# [DIRECTION]
Output every record below exactly as it appears.
_ _ _
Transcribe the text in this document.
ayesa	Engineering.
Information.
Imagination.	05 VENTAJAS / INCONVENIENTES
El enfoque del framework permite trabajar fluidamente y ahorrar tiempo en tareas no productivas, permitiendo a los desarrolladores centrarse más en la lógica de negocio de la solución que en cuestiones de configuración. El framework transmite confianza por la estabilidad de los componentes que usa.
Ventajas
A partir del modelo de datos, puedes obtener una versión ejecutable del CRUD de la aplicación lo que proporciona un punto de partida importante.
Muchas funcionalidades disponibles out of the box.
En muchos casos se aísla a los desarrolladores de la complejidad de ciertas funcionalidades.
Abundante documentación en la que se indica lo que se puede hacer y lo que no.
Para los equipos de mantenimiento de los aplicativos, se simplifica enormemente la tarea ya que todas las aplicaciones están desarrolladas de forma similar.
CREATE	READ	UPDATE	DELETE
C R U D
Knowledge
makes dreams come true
_ _ _
# [FULL ANSWER]
Transcribe the text in this document.
ayesa	Engineering.
Information.
Imagination.	05 VENTAJAS / INCONVENIENTES
El enfoque del framework permite trabajar fluidamente y ahorrar tiempo en tareas no productivas, permitiendo a los desarrolladores centrarse más en la lógica de negocio de la solución que en cuestiones de configuración. El framework transmite confianza por la estabilidad de los componentes que usa.
Ventajas
A partir del modelo de datos, puedes obtener una versión ejecutable del CRUD de la aplicación lo que proporciona un punto de partida importante.
Muchas funcionalidades disponibles out of the box.
En muchos casos se aísla a los desarrolladores de la complejidad de ciertas funcionalidades.
Abundante documentación en la que se indica lo que se puede hacer y lo que no.
Para los equipos de mantenimiento de los aplicativos, se simplifica enormemente la tarea ya que todas las aplicaciones están desarrolladas de forma similar.
CREATE	READ	UPDATE	DELETE
C R U D
Knowledge
makes dreams come true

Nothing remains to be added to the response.